Exercise goal — Give back the records below exactly, every one, with no pictures.

Stored data —
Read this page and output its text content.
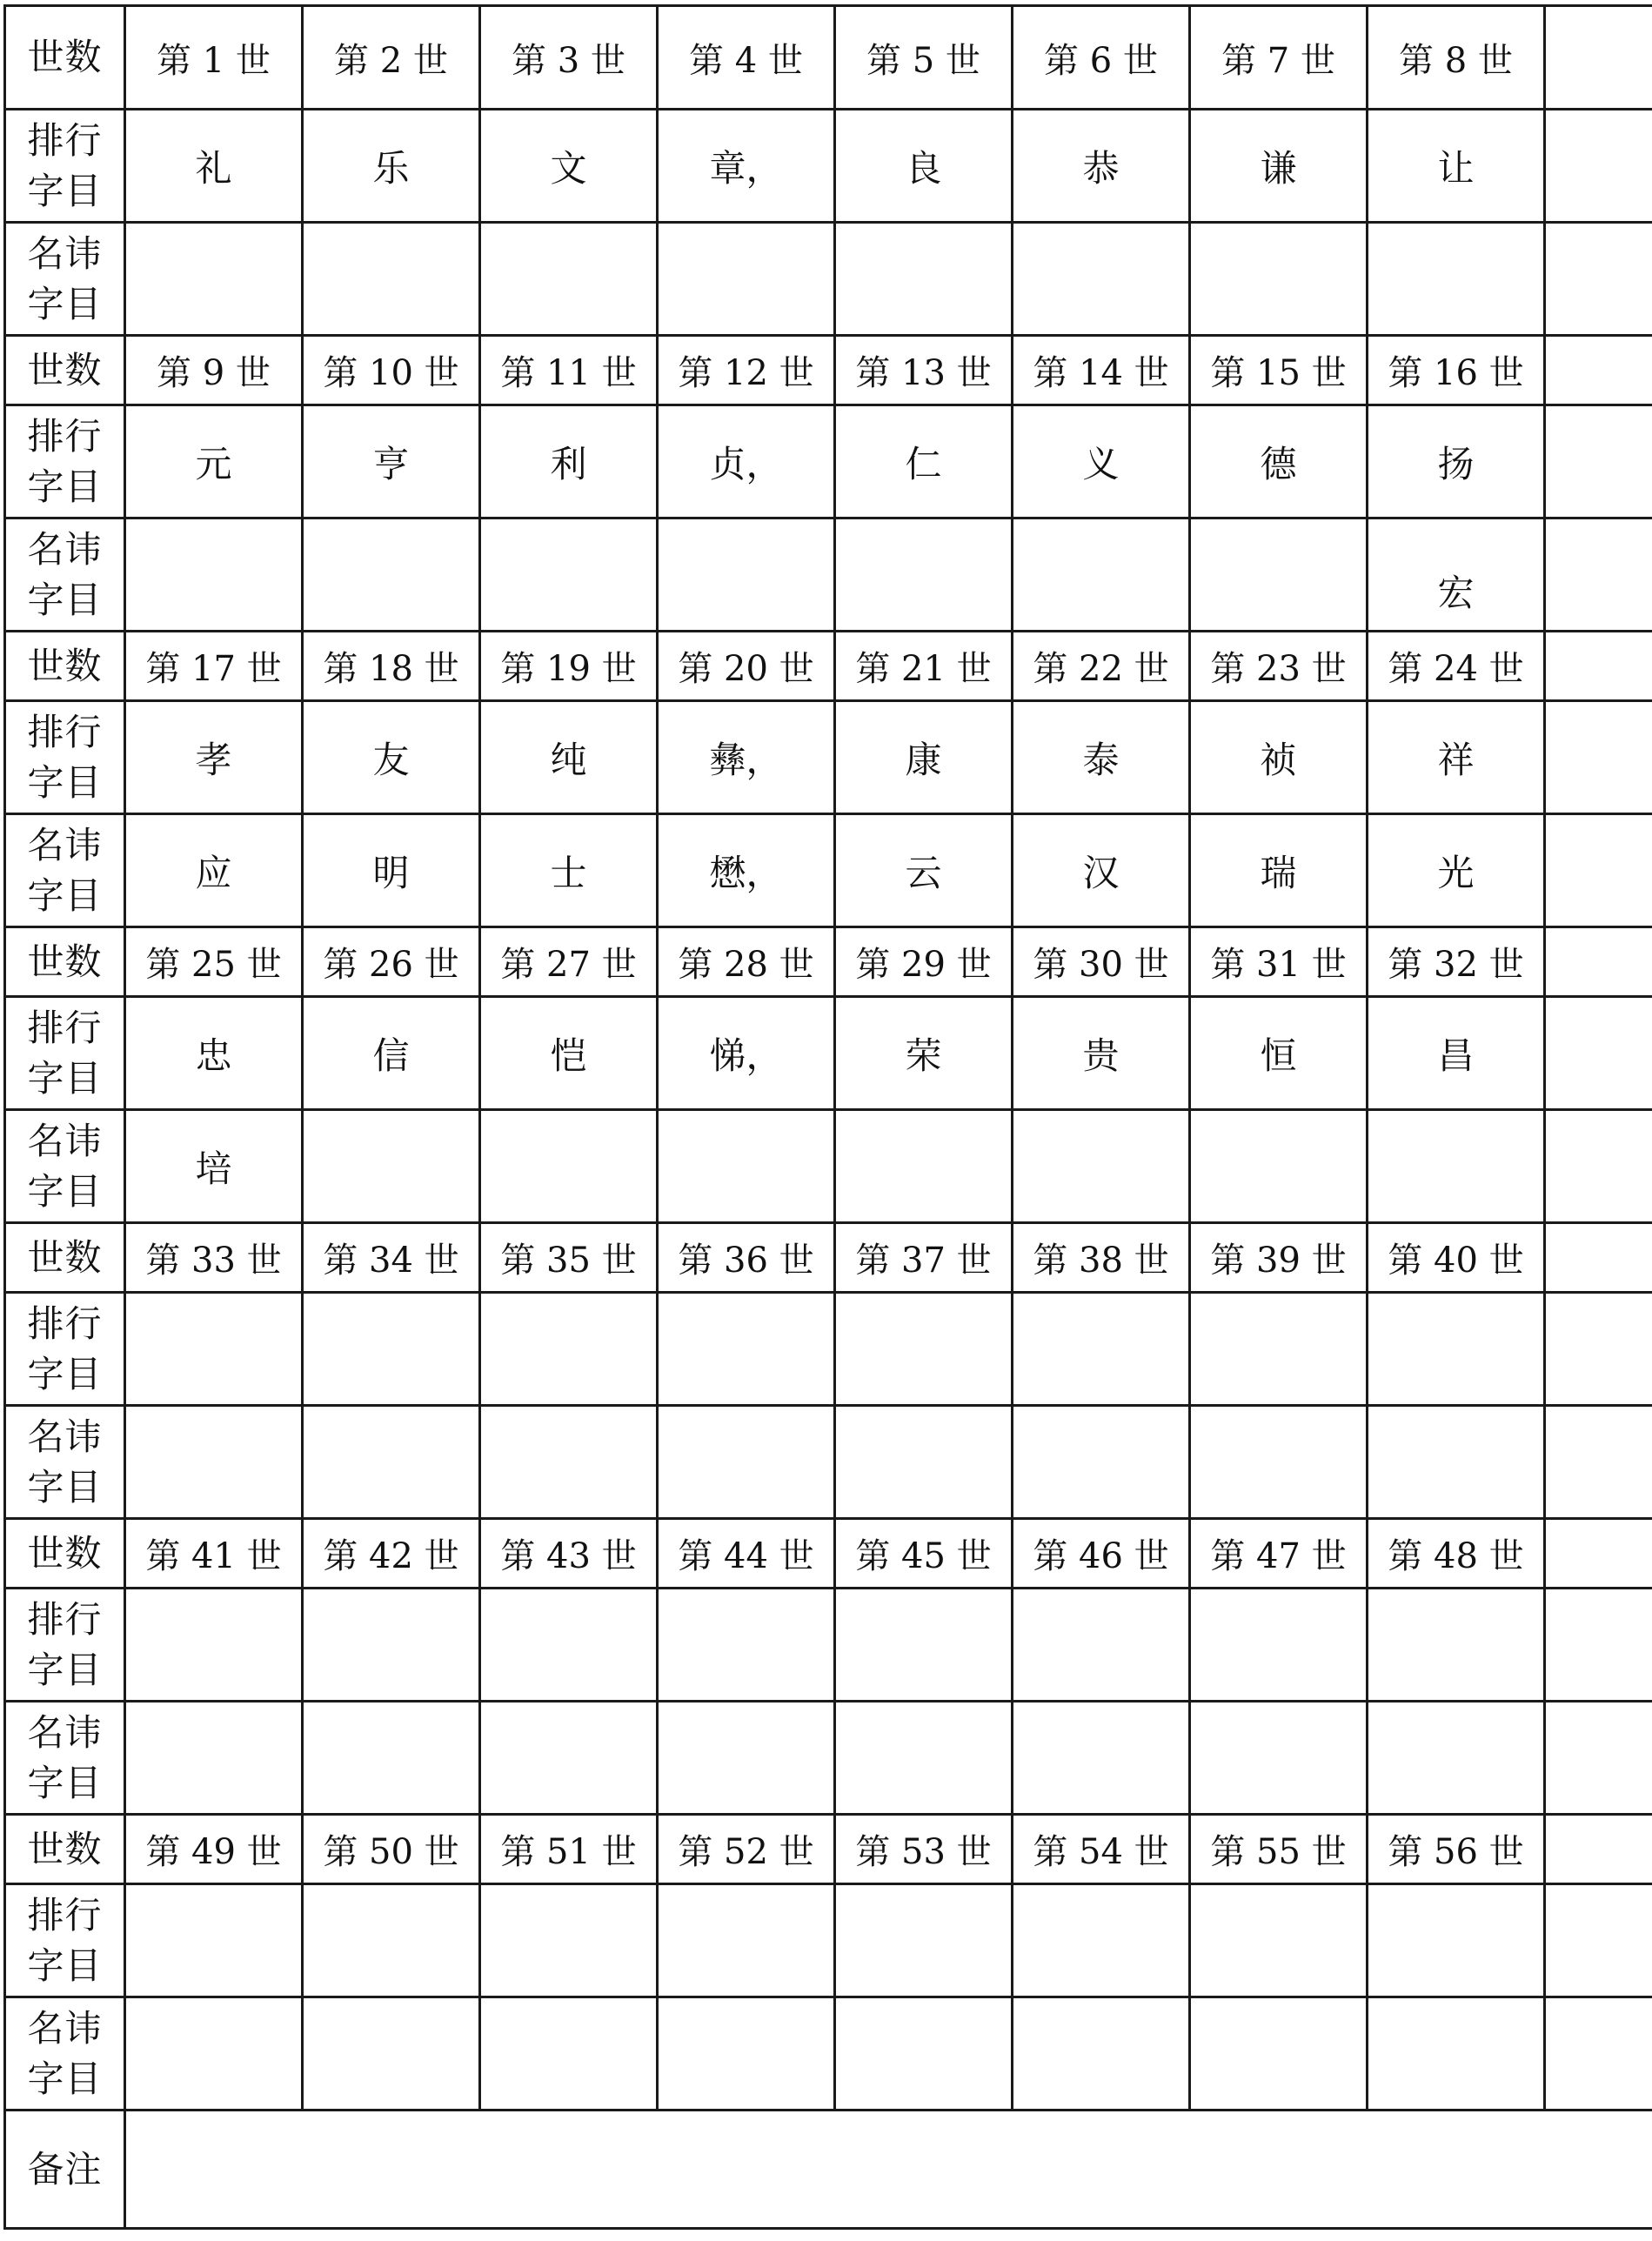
世数	第 1 世	第 2 世	第 3 世	第 4 世	第 5 世	第 6 世	第 7 世	第 8 世	

排行
字目	礼	乐	文	章，	良	恭	谦	让	

名讳
字目									

世数	第 9 世	第 10 世	第 11 世	第 12 世	第 13 世	第 14 世	第 15 世	第 16 世	

排行
字目	元	亨	利	贞，	仁	义	德	扬	

名讳
字目								宏	
世数	第 17 世	第 18 世	第 19 世	第 20 世	第 21 世	第 22 世	第 23 世	第 24 世	

排行
字目	孝	友	纯	彝，	康	泰	祯	祥	

名讳
字目	应	明	士	懋，	云	汉	瑞	光	
世数	第 25 世	第 26 世	第 27 世	第 28 世	第 29 世	第 30 世	第 31 世	第 32 世	

排行
字目	忠	信	恺	悌，	荣	贵	恒	昌	

名讳
字目	培								
世数	第 33 世	第 34 世	第 35 世	第 36 世	第 37 世	第 38 世	第 39 世	第 40 世	

排行
字目									

名讳
字目									

世数	第 41 世	第 42 世	第 43 世	第 44 世	第 45 世	第 46 世	第 47 世	第 48 世	

排行
字目									

名讳
字目									

世数	第 49 世	第 50 世	第 51 世	第 52 世	第 53 世	第 54 世	第 55 世	第 56 世	

排行
字目									

名讳
字目									

备注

Written answer —
Read this page and output its text content.
世数	第 1 世	第 2 世	第 3 世	第 4 世	第 5 世	第 6 世	第 7 世	第 8 世	

排行
字目	礼	乐	文	章，	良	恭	谦	让	

名讳
字目									

世数	第 9 世	第 10 世	第 11 世	第 12 世	第 13 世	第 14 世	第 15 世	第 16 世	

排行
字目	元	亨	利	贞，	仁	义	德	扬	

名讳
字目								宏	
世数	第 17 世	第 18 世	第 19 世	第 20 世	第 21 世	第 22 世	第 23 世	第 24 世	

排行
字目	孝	友	纯	彝，	康	泰	祯	祥	

名讳
字目	应	明	士	懋，	云	汉	瑞	光	
世数	第 25 世	第 26 世	第 27 世	第 28 世	第 29 世	第 30 世	第 31 世	第 32 世	

排行
字目	忠	信	恺	悌，	荣	贵	恒	昌	

名讳
字目	培								
世数	第 33 世	第 34 世	第 35 世	第 36 世	第 37 世	第 38 世	第 39 世	第 40 世	

排行
字目									

名讳
字目									

世数	第 41 世	第 42 世	第 43 世	第 44 世	第 45 世	第 46 世	第 47 世	第 48 世	

排行
字目									

名讳
字目									

世数	第 49 世	第 50 世	第 51 世	第 52 世	第 53 世	第 54 世	第 55 世	第 56 世	

排行
字目									

名讳
字目									

备注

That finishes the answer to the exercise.